DIRECTION =>
Please print every record below exactly as it appears.

□ □ □

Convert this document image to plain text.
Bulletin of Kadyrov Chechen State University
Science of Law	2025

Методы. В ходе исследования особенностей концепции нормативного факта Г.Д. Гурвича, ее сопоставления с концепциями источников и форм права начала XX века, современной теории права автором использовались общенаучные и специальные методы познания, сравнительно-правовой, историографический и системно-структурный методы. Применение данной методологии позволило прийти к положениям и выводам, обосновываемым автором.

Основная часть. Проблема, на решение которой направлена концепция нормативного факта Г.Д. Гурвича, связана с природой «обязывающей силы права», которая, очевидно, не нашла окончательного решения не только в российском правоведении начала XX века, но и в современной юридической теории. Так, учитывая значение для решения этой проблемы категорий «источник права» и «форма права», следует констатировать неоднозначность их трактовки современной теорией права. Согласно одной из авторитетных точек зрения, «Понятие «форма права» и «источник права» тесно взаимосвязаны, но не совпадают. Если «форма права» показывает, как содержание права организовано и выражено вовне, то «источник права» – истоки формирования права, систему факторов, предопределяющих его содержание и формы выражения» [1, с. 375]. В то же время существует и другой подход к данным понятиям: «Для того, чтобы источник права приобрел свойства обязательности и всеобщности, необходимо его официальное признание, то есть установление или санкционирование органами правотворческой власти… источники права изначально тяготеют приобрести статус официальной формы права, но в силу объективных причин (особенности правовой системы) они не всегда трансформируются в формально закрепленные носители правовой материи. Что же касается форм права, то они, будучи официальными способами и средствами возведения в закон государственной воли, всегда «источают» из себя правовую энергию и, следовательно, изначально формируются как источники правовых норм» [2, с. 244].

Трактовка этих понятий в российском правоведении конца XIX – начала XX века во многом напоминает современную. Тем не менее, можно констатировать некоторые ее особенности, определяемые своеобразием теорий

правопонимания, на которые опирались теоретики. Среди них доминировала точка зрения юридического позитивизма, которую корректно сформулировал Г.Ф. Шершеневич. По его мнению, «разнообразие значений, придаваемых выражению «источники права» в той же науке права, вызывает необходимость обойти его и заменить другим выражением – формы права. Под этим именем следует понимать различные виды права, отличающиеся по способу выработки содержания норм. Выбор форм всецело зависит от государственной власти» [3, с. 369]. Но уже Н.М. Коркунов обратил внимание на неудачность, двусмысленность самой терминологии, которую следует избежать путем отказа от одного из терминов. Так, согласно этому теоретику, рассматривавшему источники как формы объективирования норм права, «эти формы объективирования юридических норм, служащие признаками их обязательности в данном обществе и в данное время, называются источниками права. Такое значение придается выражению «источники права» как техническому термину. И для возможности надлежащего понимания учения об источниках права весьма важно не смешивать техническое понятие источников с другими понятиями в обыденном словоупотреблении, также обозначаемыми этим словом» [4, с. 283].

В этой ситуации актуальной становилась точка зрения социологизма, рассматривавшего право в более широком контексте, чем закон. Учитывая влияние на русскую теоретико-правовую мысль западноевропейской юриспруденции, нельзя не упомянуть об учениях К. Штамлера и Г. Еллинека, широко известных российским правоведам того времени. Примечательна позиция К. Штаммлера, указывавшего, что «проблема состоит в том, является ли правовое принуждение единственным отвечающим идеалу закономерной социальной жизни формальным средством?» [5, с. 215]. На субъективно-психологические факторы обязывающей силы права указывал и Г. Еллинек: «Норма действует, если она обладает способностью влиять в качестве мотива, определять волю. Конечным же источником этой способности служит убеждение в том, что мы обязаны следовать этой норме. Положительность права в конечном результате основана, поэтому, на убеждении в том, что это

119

□ □ □

WRITTEN ANSWER =>
Convert this document image to plain text.
Bulletin of Kadyrov Chechen State University
Science of Law	2025

Методы. В ходе исследования особенностей концепции нормативного факта Г.Д. Гурвича, ее сопоставления с концепциями источников и форм права начала XX века, современной теории права автором использовались общенаучные и специальные методы познания, сравнительно-правовой, историографический и системно-структурный методы. Применение данной методологии позволило прийти к положениям и выводам, обосновываемым автором.

Основная часть. Проблема, на решение которой направлена концепция нормативного факта Г.Д. Гурвича, связана с природой «обязывающей силы права», которая, очевидно, не нашла окончательного решения не только в российском правоведении начала XX века, но и в современной юридической теории. Так, учитывая значение для решения этой проблемы категорий «источник права» и «форма права», следует констатировать неоднозначность их трактовки современной теорией права. Согласно одной из авторитетных точек зрения, «Понятие «форма права» и «источник права» тесно взаимосвязаны, но не совпадают. Если «форма права» показывает, как содержание права организовано и выражено вовне, то «источник права» – истоки формирования права, систему факторов, предопределяющих его содержание и формы выражения» [1, с. 375]. В то же время существует и другой подход к данным понятиям: «Для того, чтобы источник права приобрел свойства обязательности и всеобщности, необходимо его официальное признание, то есть установление или санкционирование органами правотворческой власти… источники права изначально тяготеют приобрести статус официальной формы права, но в силу объективных причин (особенности правовой системы) они не всегда трансформируются в формально закрепленные носители правовой материи. Что же касается форм права, то они, будучи официальными способами и средствами возведения в закон государственной воли, всегда «источают» из себя правовую энергию и, следовательно, изначально формируются как источники правовых норм» [2, с. 244].

Трактовка этих понятий в российском правоведении конца XIX – начала XX века во многом напоминает современную. Тем не менее, можно констатировать некоторые ее особенности, определяемые своеобразием теорий

правопонимания, на которые опирались теоретики. Среди них доминировала точка зрения юридического позитивизма, которую корректно сформулировал Г.Ф. Шершеневич. По его мнению, «разнообразие значений, придаваемых выражению «источники права» в той же науке права, вызывает необходимость обойти его и заменить другим выражением – формы права. Под этим именем следует понимать различные виды права, отличающиеся по способу выработки содержания норм. Выбор форм всецело зависит от государственной власти» [3, с. 369]. Но уже Н.М. Коркунов обратил внимание на неудачность, двусмысленность самой терминологии, которую следует избежать путем отказа от одного из терминов. Так, согласно этому теоретику, рассматривавшему источники как формы объективирования норм права, «эти формы объективирования юридических норм, служащие признаками их обязательности в данном обществе и в данное время, называются источниками права. Такое значение придается выражению «источники права» как техническому термину. И для возможности надлежащего понимания учения об источниках права весьма важно не смешивать техническое понятие источников с другими понятиями в обыденном словоупотреблении, также обозначаемыми этим словом» [4, с. 283].

В этой ситуации актуальной становилась точка зрения социологизма, рассматривавшего право в более широком контексте, чем закон. Учитывая влияние на русскую теоретико-правовую мысль западноевропейской юриспруденции, нельзя не упомянуть об учениях К. Штамлера и Г. Еллинека, широко известных российским правоведам того времени. Примечательна позиция К. Штаммлера, указывавшего, что «проблема состоит в том, является ли правовое принуждение единственным отвечающим идеалу закономерной социальной жизни формальным средством?» [5, с. 215]. На субъективно-психологические факторы обязывающей силы права указывал и Г. Еллинек: «Норма действует, если она обладает способностью влиять в качестве мотива, определять волю. Конечным же источником этой способности служит убеждение в том, что мы обязаны следовать этой норме. Положительность права в конечном результате основана, поэтому, на убеждении в том, что это

119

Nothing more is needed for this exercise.